(Data items)
>> start
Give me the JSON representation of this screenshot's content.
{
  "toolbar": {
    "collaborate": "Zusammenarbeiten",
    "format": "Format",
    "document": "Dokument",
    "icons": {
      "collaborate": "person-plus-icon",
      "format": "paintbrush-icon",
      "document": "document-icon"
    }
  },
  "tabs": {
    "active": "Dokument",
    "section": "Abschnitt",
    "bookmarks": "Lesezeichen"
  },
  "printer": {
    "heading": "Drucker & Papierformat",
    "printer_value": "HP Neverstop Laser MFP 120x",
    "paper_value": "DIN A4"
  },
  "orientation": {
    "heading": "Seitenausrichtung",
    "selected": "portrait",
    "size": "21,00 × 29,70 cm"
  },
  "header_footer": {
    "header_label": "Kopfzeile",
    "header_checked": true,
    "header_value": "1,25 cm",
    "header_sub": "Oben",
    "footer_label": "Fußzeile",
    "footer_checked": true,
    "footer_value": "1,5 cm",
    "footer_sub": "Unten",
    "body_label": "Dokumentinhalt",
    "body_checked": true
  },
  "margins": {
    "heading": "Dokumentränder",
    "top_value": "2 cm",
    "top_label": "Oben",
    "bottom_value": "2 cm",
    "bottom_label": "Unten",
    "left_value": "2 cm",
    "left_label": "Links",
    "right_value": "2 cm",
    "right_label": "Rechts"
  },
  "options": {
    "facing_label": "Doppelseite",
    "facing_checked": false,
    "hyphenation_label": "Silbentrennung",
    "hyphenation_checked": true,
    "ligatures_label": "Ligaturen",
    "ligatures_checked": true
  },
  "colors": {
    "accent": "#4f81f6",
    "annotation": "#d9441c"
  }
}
>> end
- [TASK TO COMPLETE]
Only lines with the word "Unten" should be collected from the material.

- [SOLUTION TO THIS TASK]
    "footer_sub": "Unten",
    "bottom_label": "Unten",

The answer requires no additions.